--- begin Data for processing ---

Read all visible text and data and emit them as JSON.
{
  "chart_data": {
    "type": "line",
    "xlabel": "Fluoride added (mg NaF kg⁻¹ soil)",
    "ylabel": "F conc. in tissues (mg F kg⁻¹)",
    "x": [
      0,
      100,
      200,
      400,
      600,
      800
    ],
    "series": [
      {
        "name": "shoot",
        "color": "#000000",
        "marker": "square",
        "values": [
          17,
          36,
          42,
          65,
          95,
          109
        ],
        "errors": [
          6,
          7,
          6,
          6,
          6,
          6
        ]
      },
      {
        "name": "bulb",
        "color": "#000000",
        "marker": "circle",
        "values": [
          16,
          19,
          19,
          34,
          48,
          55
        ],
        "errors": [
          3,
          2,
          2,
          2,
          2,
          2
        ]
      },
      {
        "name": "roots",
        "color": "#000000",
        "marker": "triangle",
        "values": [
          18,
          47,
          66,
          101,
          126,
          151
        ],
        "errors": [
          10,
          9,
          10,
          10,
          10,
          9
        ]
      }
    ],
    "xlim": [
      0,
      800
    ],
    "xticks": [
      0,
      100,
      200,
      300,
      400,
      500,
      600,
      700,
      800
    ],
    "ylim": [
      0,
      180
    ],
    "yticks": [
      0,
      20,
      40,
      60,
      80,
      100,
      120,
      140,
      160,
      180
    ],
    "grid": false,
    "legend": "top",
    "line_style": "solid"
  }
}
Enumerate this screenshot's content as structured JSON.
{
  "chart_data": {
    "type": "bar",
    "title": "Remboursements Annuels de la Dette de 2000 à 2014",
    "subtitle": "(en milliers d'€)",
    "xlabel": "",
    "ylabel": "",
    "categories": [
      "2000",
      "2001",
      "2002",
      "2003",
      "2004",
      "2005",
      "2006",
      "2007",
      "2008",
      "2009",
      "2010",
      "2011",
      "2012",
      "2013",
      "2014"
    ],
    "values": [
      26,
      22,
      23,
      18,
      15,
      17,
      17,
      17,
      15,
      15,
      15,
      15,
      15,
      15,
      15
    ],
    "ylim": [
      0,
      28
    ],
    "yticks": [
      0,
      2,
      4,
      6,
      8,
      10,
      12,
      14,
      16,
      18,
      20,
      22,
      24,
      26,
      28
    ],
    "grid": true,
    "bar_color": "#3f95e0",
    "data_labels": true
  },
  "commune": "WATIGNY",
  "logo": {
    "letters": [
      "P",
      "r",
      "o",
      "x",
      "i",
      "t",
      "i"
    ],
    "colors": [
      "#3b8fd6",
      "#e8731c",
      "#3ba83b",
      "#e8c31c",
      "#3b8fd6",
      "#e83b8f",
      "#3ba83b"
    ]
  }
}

--- end Data for processing ---

■ **Exercise**: Give the listing above again, word for word.

■ **Exercise response**:
Read all visible text and data and emit them as JSON.
{
  "chart_data": {
    "type": "line",
    "xlabel": "Fluoride added (mg NaF kg⁻¹ soil)",
    "ylabel": "F conc. in tissues (mg F kg⁻¹)",
    "x": [
      0,
      100,
      200,
      400,
      600,
      800
    ],
    "series": [
      {
        "name": "shoot",
        "color": "#000000",
        "marker": "square",
        "values": [
          17,
          36,
          42,
          65,
          95,
          109
        ],
        "errors": [
          6,
          7,
          6,
          6,
          6,
          6
        ]
      },
      {
        "name": "bulb",
        "color": "#000000",
        "marker": "circle",
        "values": [
          16,
          19,
          19,
          34,
          48,
          55
        ],
        "errors": [
          3,
          2,
          2,
          2,
          2,
          2
        ]
      },
      {
        "name": "roots",
        "color": "#000000",
        "marker": "triangle",
        "values": [
          18,
          47,
          66,
          101,
          126,
          151
        ],
        "errors": [
          10,
          9,
          10,
          10,
          10,
          9
        ]
      }
    ],
    "xlim": [
      0,
      800
    ],
    "xticks": [
      0,
      100,
      200,
      300,
      400,
      500,
      600,
      700,
      800
    ],
    "ylim": [
      0,
      180
    ],
    "yticks": [
      0,
      20,
      40,
      60,
      80,
      100,
      120,
      140,
      160,
      180
    ],
    "grid": false,
    "legend": "top",
    "line_style": "solid"
  }
}
Enumerate this screenshot's content as structured JSON.
{
  "chart_data": {
    "type": "bar",
    "title": "Remboursements Annuels de la Dette de 2000 à 2014",
    "subtitle": "(en milliers d'€)",
    "xlabel": "",
    "ylabel": "",
    "categories": [
      "2000",
      "2001",
      "2002",
      "2003",
      "2004",
      "2005",
      "2006",
      "2007",
      "2008",
      "2009",
      "2010",
      "2011",
      "2012",
      "2013",
      "2014"
    ],
    "values": [
      26,
      22,
      23,
      18,
      15,
      17,
      17,
      17,
      15,
      15,
      15,
      15,
      15,
      15,
      15
    ],
    "ylim": [
      0,
      28
    ],
    "yticks": [
      0,
      2,
      4,
      6,
      8,
      10,
      12,
      14,
      16,
      18,
      20,
      22,
      24,
      26,
      28
    ],
    "grid": true,
    "bar_color": "#3f95e0",
    "data_labels": true
  },
  "commune": "WATIGNY",
  "logo": {
    "letters": [
      "P",
      "r",
      "o",
      "x",
      "i",
      "t",
      "i"
    ],
    "colors": [
      "#3b8fd6",
      "#e8731c",
      "#3ba83b",
      "#e8c31c",
      "#3b8fd6",
      "#e83b8f",
      "#3ba83b"
    ]
  }
}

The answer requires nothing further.